*EXERCISE AIM*
Provide an exact reproduction of every entry.

[Stored data entries]
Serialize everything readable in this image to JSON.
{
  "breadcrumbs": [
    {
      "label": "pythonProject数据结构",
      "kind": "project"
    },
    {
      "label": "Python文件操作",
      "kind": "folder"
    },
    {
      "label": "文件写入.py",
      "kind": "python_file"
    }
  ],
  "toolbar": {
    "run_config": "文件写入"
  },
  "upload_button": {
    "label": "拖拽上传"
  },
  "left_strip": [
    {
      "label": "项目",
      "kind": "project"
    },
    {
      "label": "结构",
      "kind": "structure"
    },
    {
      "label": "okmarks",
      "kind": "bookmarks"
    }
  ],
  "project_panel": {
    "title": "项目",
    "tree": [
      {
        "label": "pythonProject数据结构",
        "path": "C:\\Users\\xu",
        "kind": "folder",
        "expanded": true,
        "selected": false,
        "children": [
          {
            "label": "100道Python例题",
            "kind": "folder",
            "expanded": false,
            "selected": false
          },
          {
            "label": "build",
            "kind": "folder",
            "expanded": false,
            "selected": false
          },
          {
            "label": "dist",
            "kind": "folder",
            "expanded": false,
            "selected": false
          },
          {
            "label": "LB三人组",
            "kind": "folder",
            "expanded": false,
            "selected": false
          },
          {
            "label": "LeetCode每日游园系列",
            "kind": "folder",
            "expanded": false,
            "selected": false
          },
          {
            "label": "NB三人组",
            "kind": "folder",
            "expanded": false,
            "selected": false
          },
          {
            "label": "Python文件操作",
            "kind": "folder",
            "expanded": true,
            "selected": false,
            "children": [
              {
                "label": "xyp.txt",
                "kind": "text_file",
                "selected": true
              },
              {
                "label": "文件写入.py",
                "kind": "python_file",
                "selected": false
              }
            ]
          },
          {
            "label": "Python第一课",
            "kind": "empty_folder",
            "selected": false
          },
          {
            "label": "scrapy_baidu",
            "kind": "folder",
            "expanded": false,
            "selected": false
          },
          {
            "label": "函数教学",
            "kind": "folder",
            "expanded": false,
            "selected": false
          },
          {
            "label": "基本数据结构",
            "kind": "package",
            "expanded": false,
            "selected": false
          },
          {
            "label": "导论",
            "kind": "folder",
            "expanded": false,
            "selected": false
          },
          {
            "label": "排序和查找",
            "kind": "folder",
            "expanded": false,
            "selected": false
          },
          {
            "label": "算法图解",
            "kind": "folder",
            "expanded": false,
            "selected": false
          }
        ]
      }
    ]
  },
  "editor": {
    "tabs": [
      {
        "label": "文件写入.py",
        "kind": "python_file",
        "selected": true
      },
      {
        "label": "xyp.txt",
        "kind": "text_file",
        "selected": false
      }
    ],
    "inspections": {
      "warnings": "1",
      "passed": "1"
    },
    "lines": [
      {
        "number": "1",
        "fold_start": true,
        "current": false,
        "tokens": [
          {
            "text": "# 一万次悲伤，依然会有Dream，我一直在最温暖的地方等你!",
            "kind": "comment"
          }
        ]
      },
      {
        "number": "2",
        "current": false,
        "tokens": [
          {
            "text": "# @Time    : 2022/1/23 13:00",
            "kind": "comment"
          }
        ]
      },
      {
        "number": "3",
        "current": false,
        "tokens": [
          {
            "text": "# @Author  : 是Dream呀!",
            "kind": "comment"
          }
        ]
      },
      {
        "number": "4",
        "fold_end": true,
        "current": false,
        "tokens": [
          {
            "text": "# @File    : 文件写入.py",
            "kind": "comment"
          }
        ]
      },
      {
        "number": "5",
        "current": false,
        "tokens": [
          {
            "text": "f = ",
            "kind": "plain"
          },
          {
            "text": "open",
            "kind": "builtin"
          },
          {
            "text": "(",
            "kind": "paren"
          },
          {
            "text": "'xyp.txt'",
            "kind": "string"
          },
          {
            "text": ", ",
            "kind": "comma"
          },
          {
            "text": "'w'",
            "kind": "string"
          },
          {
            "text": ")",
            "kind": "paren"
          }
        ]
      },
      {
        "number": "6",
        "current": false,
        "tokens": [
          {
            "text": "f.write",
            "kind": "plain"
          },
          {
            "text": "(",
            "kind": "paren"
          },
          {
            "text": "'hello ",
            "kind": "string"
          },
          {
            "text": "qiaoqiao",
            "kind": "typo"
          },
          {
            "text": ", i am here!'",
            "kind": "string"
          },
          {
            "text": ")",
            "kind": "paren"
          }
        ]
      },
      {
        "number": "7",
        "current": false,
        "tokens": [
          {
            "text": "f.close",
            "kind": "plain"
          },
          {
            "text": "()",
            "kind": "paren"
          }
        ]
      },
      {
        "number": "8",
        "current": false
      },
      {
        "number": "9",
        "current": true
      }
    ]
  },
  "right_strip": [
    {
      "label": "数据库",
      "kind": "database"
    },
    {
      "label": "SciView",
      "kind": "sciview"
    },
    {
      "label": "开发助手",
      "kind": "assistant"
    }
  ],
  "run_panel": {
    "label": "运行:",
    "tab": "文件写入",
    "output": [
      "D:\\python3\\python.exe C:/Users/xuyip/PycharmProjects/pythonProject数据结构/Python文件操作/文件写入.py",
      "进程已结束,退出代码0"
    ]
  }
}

*RESULT*
Serialize everything readable in this image to JSON.
{
  "breadcrumbs": [
    {
      "label": "pythonProject数据结构",
      "kind": "project"
    },
    {
      "label": "Python文件操作",
      "kind": "folder"
    },
    {
      "label": "文件写入.py",
      "kind": "python_file"
    }
  ],
  "toolbar": {
    "run_config": "文件写入"
  },
  "upload_button": {
    "label": "拖拽上传"
  },
  "left_strip": [
    {
      "label": "项目",
      "kind": "project"
    },
    {
      "label": "结构",
      "kind": "structure"
    },
    {
      "label": "okmarks",
      "kind": "bookmarks"
    }
  ],
  "project_panel": {
    "title": "项目",
    "tree": [
      {
        "label": "pythonProject数据结构",
        "path": "C:\\Users\\xu",
        "kind": "folder",
        "expanded": true,
        "selected": false,
        "children": [
          {
            "label": "100道Python例题",
            "kind": "folder",
            "expanded": false,
            "selected": false
          },
          {
            "label": "build",
            "kind": "folder",
            "expanded": false,
            "selected": false
          },
          {
            "label": "dist",
            "kind": "folder",
            "expanded": false,
            "selected": false
          },
          {
            "label": "LB三人组",
            "kind": "folder",
            "expanded": false,
            "selected": false
          },
          {
            "label": "LeetCode每日游园系列",
            "kind": "folder",
            "expanded": false,
            "selected": false
          },
          {
            "label": "NB三人组",
            "kind": "folder",
            "expanded": false,
            "selected": false
          },
          {
            "label": "Python文件操作",
            "kind": "folder",
            "expanded": true,
            "selected": false,
            "children": [
              {
                "label": "xyp.txt",
                "kind": "text_file",
                "selected": true
              },
              {
                "label": "文件写入.py",
                "kind": "python_file",
                "selected": false
              }
            ]
          },
          {
            "label": "Python第一课",
            "kind": "empty_folder",
            "selected": false
          },
          {
            "label": "scrapy_baidu",
            "kind": "folder",
            "expanded": false,
            "selected": false
          },
          {
            "label": "函数教学",
            "kind": "folder",
            "expanded": false,
            "selected": false
          },
          {
            "label": "基本数据结构",
            "kind": "package",
            "expanded": false,
            "selected": false
          },
          {
            "label": "导论",
            "kind": "folder",
            "expanded": false,
            "selected": false
          },
          {
            "label": "排序和查找",
            "kind": "folder",
            "expanded": false,
            "selected": false
          },
          {
            "label": "算法图解",
            "kind": "folder",
            "expanded": false,
            "selected": false
          }
        ]
      }
    ]
  },
  "editor": {
    "tabs": [
      {
        "label": "文件写入.py",
        "kind": "python_file",
        "selected": true
      },
      {
        "label": "xyp.txt",
        "kind": "text_file",
        "selected": false
      }
    ],
    "inspections": {
      "warnings": "1",
      "passed": "1"
    },
    "lines": [
      {
        "number": "1",
        "fold_start": true,
        "current": false,
        "tokens": [
          {
            "text": "# 一万次悲伤，依然会有Dream，我一直在最温暖的地方等你!",
            "kind": "comment"
          }
        ]
      },
      {
        "number": "2",
        "current": false,
        "tokens": [
          {
            "text": "# @Time    : 2022/1/23 13:00",
            "kind": "comment"
          }
        ]
      },
      {
        "number": "3",
        "current": false,
        "tokens": [
          {
            "text": "# @Author  : 是Dream呀!",
            "kind": "comment"
          }
        ]
      },
      {
        "number": "4",
        "fold_end": true,
        "current": false,
        "tokens": [
          {
            "text": "# @File    : 文件写入.py",
            "kind": "comment"
          }
        ]
      },
      {
        "number": "5",
        "current": false,
        "tokens": [
          {
            "text": "f = ",
            "kind": "plain"
          },
          {
            "text": "open",
            "kind": "builtin"
          },
          {
            "text": "(",
            "kind": "paren"
          },
          {
            "text": "'xyp.txt'",
            "kind": "string"
          },
          {
            "text": ", ",
            "kind": "comma"
          },
          {
            "text": "'w'",
            "kind": "string"
          },
          {
            "text": ")",
            "kind": "paren"
          }
        ]
      },
      {
        "number": "6",
        "current": false,
        "tokens": [
          {
            "text": "f.write",
            "kind": "plain"
          },
          {
            "text": "(",
            "kind": "paren"
          },
          {
            "text": "'hello ",
            "kind": "string"
          },
          {
            "text": "qiaoqiao",
            "kind": "typo"
          },
          {
            "text": ", i am here!'",
            "kind": "string"
          },
          {
            "text": ")",
            "kind": "paren"
          }
        ]
      },
      {
        "number": "7",
        "current": false,
        "tokens": [
          {
            "text": "f.close",
            "kind": "plain"
          },
          {
            "text": "()",
            "kind": "paren"
          }
        ]
      },
      {
        "number": "8",
        "current": false
      },
      {
        "number": "9",
        "current": true
      }
    ]
  },
  "right_strip": [
    {
      "label": "数据库",
      "kind": "database"
    },
    {
      "label": "SciView",
      "kind": "sciview"
    },
    {
      "label": "开发助手",
      "kind": "assistant"
    }
  ],
  "run_panel": {
    "label": "运行:",
    "tab": "文件写入",
    "output": [
      "D:\\python3\\python.exe C:/Users/xuyip/PycharmProjects/pythonProject数据结构/Python文件操作/文件写入.py",
      "进程已结束,退出代码0"
    ]
  }
}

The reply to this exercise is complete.